Begin

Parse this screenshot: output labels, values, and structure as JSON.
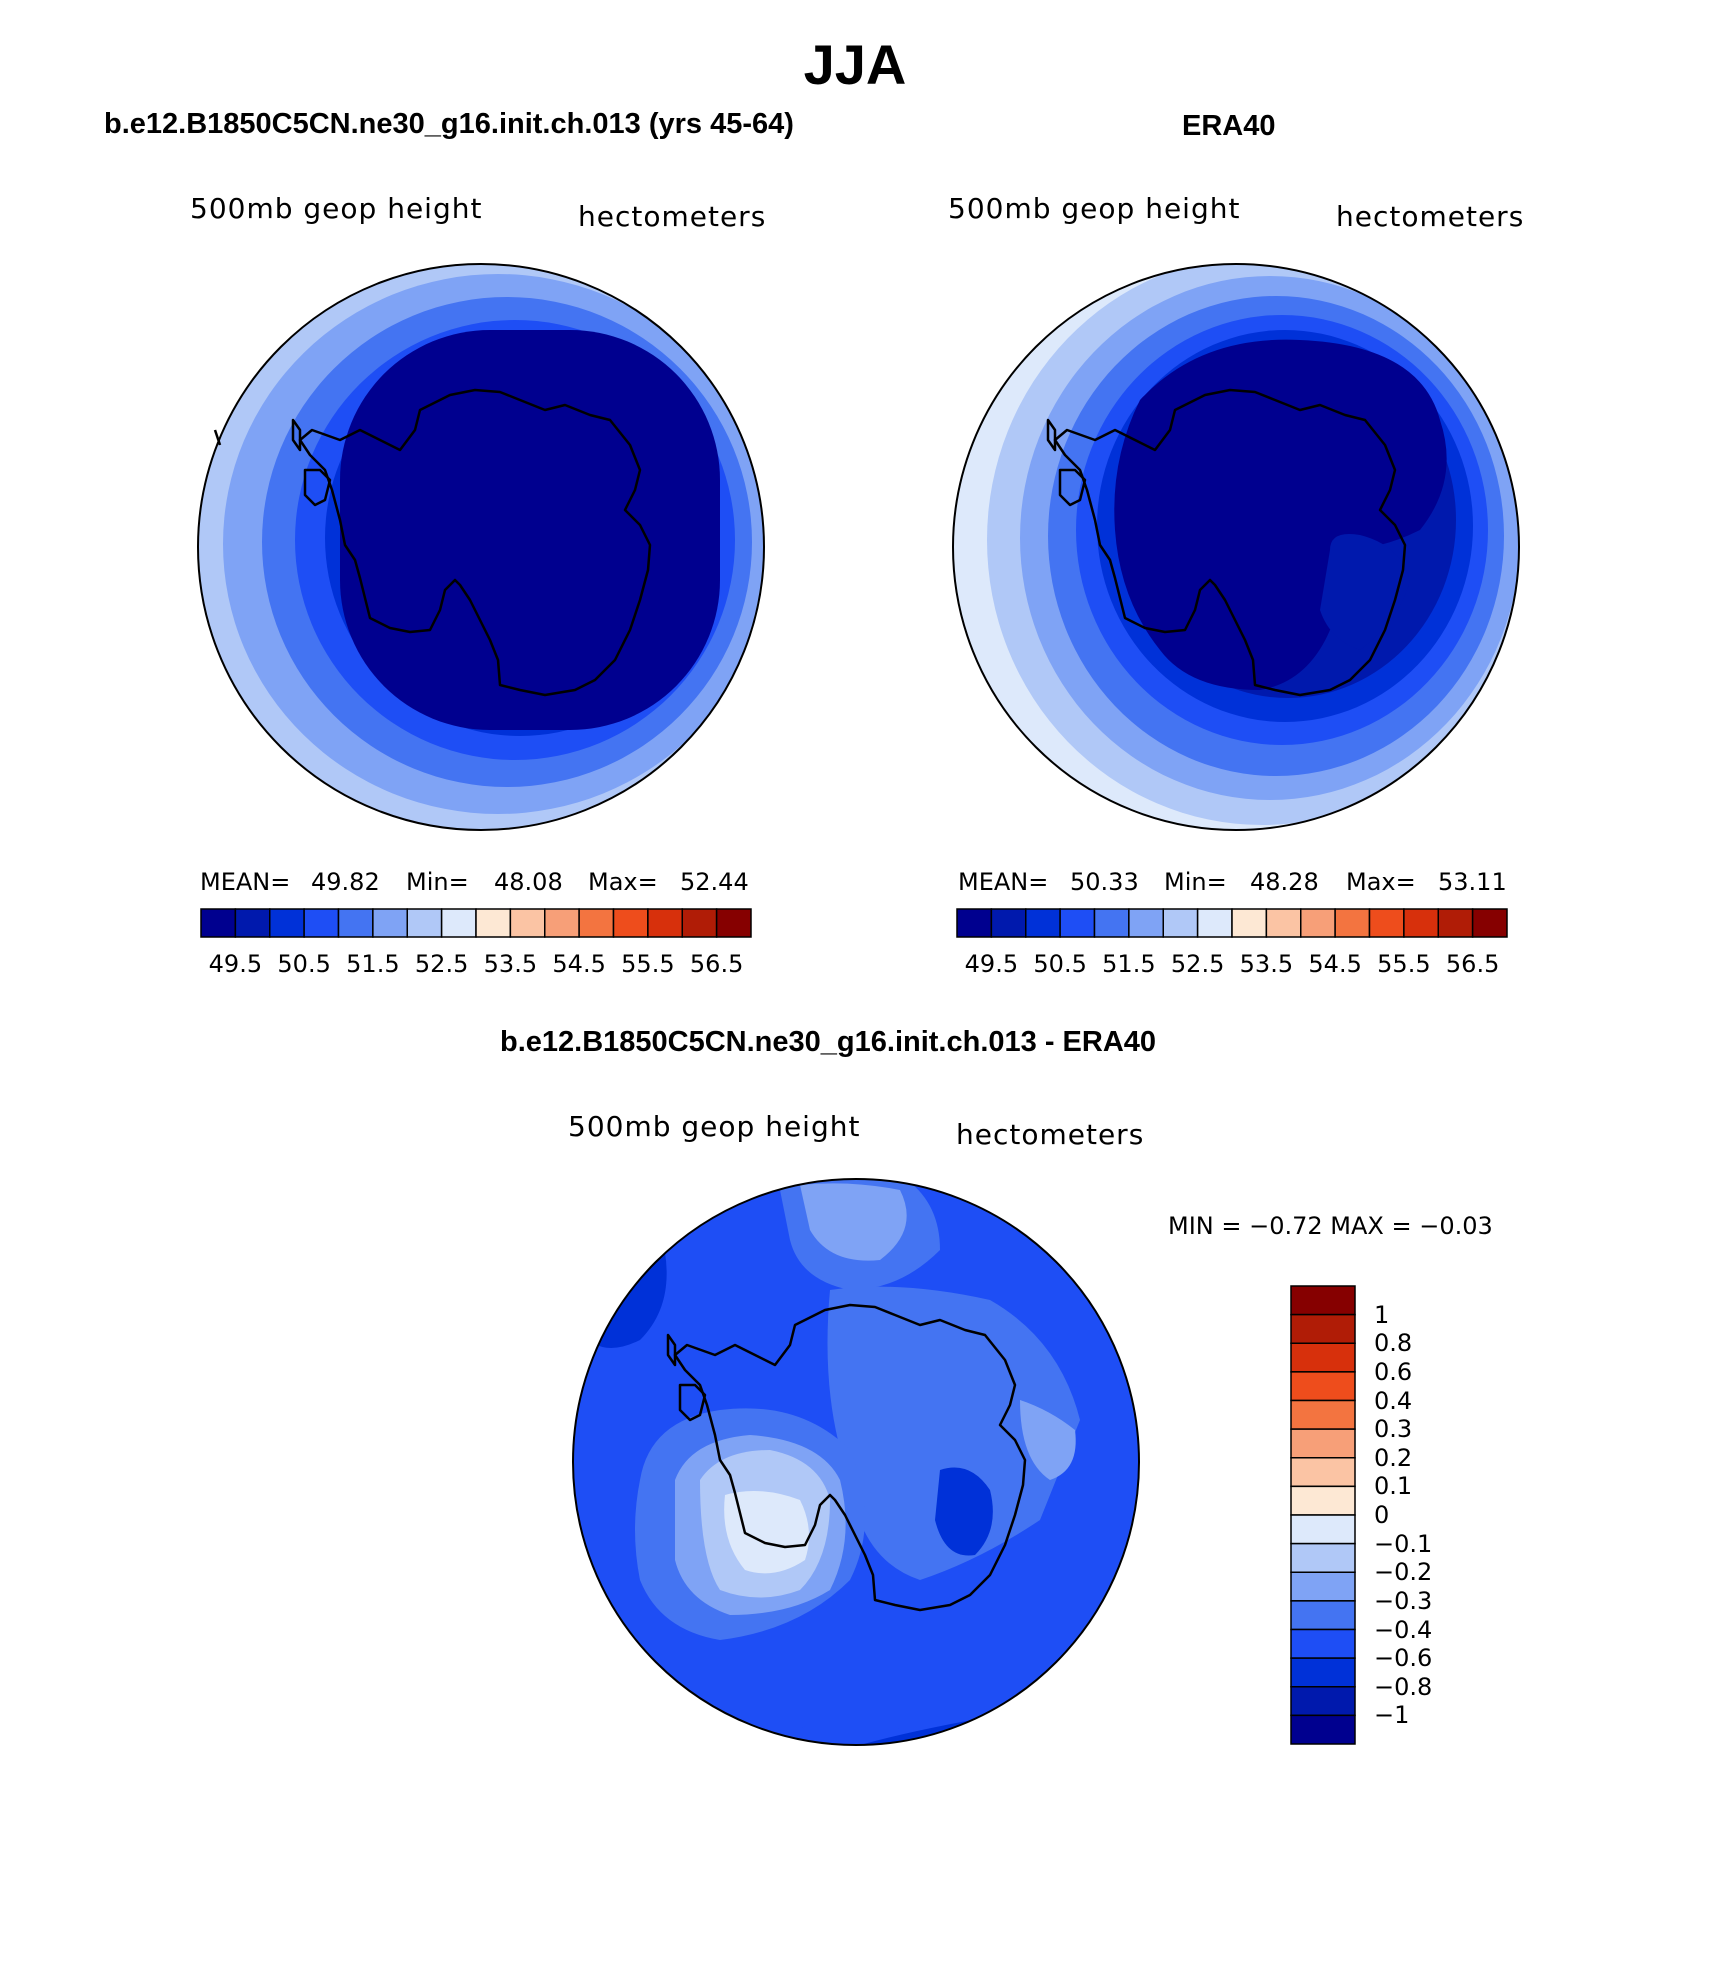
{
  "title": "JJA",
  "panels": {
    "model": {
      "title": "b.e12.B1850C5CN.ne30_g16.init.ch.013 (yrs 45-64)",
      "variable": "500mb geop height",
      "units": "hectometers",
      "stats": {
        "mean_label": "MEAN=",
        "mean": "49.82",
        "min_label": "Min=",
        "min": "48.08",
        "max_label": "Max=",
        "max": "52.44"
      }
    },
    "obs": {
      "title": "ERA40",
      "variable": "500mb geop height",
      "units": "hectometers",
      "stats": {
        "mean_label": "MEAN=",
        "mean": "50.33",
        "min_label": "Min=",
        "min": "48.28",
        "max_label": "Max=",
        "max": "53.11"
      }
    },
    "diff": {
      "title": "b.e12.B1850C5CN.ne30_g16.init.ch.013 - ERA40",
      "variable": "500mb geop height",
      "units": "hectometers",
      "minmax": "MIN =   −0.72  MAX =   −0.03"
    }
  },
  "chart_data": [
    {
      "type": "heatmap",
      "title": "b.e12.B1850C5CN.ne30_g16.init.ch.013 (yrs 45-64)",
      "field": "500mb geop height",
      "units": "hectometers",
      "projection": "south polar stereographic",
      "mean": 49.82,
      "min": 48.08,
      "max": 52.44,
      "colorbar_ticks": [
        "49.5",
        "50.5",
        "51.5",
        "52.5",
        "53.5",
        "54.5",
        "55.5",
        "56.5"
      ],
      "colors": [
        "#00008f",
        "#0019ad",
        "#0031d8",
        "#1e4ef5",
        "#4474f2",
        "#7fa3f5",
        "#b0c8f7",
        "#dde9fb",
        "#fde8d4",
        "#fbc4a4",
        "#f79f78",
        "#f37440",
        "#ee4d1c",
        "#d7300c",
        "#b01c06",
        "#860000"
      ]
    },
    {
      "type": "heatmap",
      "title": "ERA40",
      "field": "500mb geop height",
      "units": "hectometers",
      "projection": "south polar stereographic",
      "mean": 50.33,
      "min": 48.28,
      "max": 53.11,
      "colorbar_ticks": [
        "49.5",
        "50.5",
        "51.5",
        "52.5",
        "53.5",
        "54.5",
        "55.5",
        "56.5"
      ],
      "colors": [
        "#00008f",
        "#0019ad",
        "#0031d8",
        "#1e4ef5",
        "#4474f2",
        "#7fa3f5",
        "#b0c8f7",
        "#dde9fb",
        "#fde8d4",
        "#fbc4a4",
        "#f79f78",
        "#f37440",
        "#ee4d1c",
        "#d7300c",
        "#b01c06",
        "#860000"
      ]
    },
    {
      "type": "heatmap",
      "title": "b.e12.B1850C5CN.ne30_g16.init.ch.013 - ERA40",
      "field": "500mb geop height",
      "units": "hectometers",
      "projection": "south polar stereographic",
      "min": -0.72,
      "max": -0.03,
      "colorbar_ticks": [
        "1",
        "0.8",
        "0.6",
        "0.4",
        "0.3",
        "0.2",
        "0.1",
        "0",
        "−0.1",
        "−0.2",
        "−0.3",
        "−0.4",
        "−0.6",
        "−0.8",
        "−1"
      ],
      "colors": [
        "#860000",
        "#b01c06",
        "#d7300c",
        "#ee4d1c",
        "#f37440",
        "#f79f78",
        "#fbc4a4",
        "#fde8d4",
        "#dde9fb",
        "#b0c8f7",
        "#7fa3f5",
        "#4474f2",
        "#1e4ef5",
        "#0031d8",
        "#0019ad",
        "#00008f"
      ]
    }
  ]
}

End
Begin

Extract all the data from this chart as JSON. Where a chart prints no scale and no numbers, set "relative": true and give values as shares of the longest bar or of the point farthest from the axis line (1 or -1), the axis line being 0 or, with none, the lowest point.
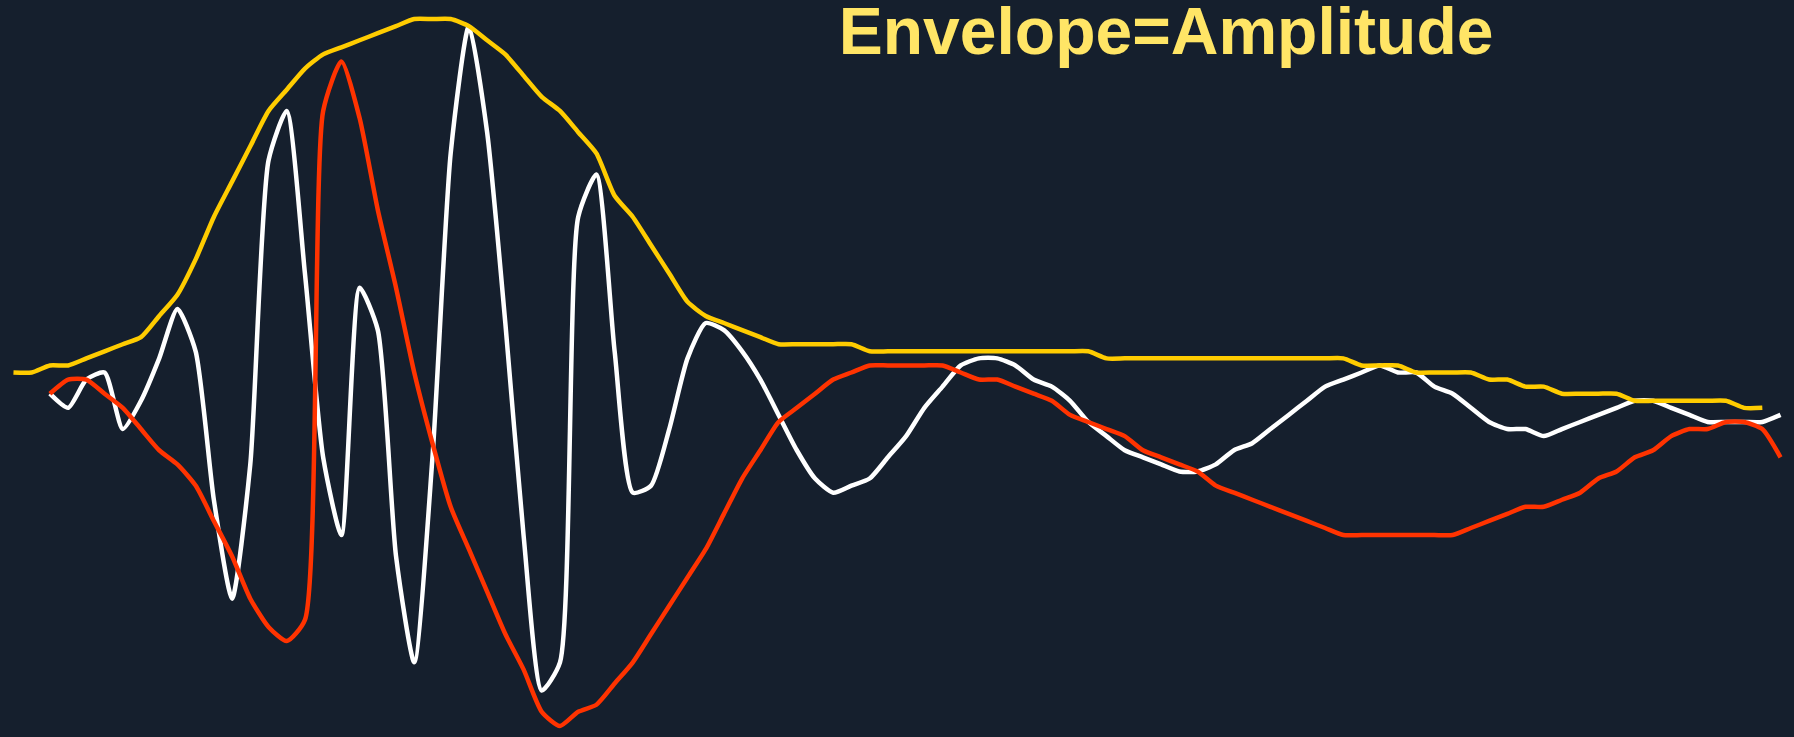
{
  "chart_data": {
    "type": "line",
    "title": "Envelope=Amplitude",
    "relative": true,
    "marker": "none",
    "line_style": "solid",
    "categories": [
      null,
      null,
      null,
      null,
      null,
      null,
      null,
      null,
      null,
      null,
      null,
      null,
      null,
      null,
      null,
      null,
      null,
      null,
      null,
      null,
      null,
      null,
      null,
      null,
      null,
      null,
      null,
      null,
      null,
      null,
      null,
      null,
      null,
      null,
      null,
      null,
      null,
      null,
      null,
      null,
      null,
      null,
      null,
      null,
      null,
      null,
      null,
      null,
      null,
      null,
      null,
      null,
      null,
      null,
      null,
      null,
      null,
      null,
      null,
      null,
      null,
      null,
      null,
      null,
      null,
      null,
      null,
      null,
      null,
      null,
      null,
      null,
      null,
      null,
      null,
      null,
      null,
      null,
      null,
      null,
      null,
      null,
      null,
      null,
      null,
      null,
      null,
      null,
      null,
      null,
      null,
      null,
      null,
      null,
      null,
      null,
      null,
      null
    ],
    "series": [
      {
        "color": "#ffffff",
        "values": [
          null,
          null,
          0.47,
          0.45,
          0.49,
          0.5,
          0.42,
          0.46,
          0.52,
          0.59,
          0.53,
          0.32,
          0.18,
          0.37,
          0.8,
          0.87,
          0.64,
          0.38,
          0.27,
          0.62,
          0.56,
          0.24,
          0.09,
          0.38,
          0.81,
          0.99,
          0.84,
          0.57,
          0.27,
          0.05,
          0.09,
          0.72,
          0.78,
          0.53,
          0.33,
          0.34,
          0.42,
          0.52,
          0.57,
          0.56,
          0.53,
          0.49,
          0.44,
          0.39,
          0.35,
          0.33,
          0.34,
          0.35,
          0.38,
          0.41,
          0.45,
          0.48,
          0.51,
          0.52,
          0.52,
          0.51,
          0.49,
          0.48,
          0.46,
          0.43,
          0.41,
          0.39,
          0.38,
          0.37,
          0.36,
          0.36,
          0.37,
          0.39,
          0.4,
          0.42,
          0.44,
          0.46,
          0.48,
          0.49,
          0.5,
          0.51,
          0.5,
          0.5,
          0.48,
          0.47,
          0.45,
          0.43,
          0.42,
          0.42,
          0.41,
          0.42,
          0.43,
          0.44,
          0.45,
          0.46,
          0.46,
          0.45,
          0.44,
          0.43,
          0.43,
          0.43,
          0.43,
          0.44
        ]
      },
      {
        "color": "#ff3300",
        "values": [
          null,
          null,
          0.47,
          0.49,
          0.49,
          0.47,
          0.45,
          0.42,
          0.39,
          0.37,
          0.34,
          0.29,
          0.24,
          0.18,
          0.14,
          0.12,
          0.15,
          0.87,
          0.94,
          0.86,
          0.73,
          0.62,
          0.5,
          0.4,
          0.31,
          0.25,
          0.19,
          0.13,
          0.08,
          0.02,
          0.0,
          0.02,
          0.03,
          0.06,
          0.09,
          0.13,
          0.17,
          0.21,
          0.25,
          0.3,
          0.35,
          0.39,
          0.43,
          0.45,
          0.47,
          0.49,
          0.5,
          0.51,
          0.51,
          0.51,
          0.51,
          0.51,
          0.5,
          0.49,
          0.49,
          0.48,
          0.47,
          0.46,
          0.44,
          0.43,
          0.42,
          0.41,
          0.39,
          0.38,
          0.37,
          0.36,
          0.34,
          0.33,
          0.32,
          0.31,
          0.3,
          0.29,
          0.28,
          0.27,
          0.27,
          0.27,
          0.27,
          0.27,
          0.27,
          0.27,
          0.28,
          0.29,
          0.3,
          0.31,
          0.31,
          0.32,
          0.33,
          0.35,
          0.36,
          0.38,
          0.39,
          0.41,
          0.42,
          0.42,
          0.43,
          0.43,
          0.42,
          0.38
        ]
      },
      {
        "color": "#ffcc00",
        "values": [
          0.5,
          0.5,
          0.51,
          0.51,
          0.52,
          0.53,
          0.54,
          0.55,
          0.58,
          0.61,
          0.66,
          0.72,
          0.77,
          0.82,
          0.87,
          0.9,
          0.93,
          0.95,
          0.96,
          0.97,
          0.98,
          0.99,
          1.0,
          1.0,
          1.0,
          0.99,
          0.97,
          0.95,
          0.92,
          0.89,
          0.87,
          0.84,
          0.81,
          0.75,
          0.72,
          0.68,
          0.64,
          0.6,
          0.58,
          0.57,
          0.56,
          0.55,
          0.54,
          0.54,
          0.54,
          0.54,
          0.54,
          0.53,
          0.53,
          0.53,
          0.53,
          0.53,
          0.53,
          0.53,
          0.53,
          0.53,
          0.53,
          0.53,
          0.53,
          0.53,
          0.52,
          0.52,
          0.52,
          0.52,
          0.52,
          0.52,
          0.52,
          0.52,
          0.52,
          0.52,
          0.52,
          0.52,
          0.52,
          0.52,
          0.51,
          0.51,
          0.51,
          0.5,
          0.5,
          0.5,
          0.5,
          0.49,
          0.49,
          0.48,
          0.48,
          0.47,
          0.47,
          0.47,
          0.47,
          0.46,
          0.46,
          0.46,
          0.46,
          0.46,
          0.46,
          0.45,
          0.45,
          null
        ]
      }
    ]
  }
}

End

▶ **The request**:
Gather all the lines that include the word "true" and copy them out.

▶ **Expected answer**:
Extract all the data from this chart as JSON. Where a chart prints no scale and no numbers, set "relative": true and give values as shares of the longest bar or of the point farthest from the axis line (1 or -1), the axis line being 0 or, with none, the lowest point.
    "relative": true,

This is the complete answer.